→ Tugas Singkat:
Daftarkan semua bahan yang, menurut teks tentang Pisang Panggang HM Zen, membentuk hidangan tersebut ketika disajikan.

→ Teks Bacaan:
★ ★ ★

Kalamakan.com – Selain terkenal dengan nasi kapau di Los Lambuangnya yang sarat dengan aneka hidangan utama yang lezat. Bukittinggi juga punya hidangan penutup yang tak kalah terkenalnya. Jika mengunjungi Bukittinggi, jangan lupa mampir ke Pisang Panggang HM Zen di Pasa Ateh.
Jika berjalan kaki dari objek wisata Jam Gadang, hanya membutuhkan waktu 5 menit saja. Di Los Pasar berukuran 4×4 itu, anda dapat mencecap gurihnya rasa pisang dipanggang dengan segelas kopi panas.
Pisang panggang HM Zen merupakan olahan pisang buai atau pisang ambon. Pisang Buai dibakar dengan kulitnya di atas panggangan khusus, setelah matang pisang tersebut dikupas kulitnya lalu disajikan dengan kuah santan dan roti kering gabin.

★ ★ ★

→ Kutipan Sumber:

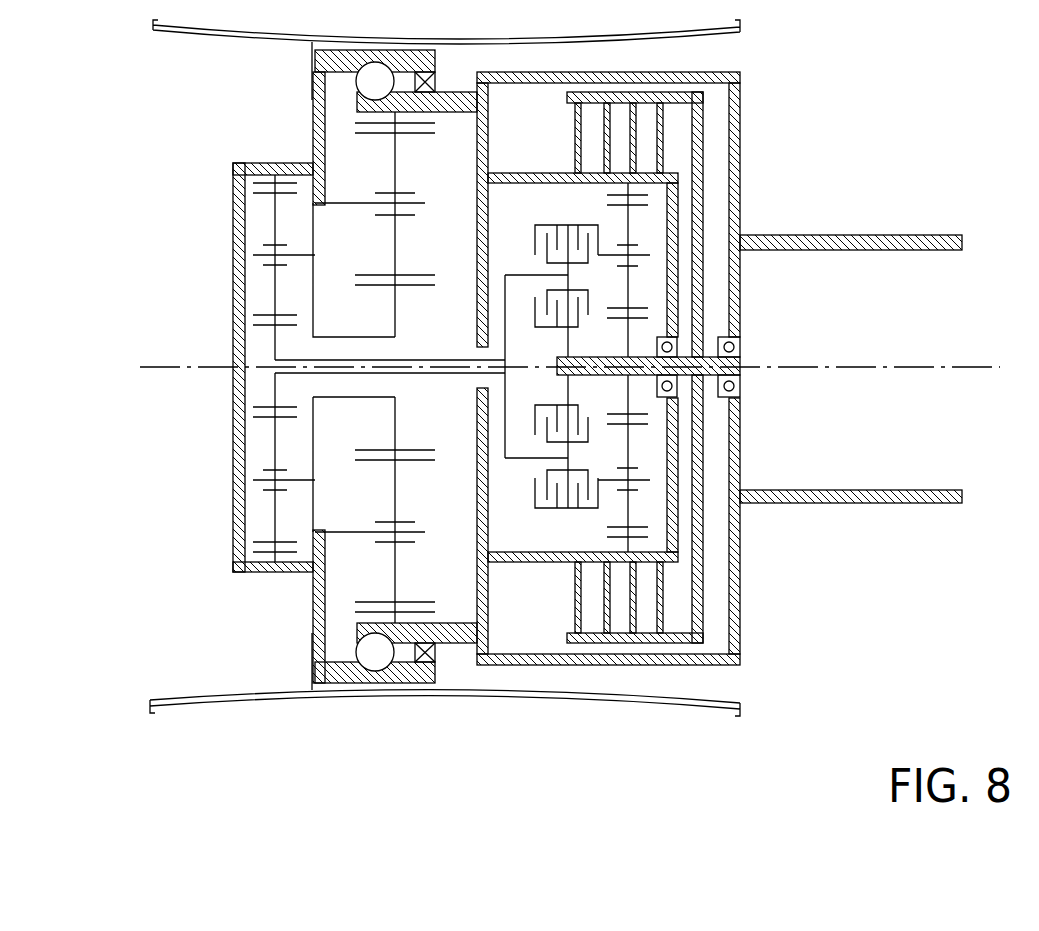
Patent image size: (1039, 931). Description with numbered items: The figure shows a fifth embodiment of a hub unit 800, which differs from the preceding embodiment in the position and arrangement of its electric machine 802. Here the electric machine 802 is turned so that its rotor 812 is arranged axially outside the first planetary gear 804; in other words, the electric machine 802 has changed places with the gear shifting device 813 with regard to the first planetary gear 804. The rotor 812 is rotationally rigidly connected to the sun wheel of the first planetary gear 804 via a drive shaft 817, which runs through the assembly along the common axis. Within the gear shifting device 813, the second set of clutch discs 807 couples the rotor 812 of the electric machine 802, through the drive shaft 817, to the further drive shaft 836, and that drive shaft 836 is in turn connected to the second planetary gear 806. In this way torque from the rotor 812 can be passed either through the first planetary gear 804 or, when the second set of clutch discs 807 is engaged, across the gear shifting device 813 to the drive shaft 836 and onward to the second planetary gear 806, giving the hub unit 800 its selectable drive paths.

★ ★ ★

→ Jawaban Benar:
Pisang buai (pisang ambon), kuah santan, dan roti kering gabin.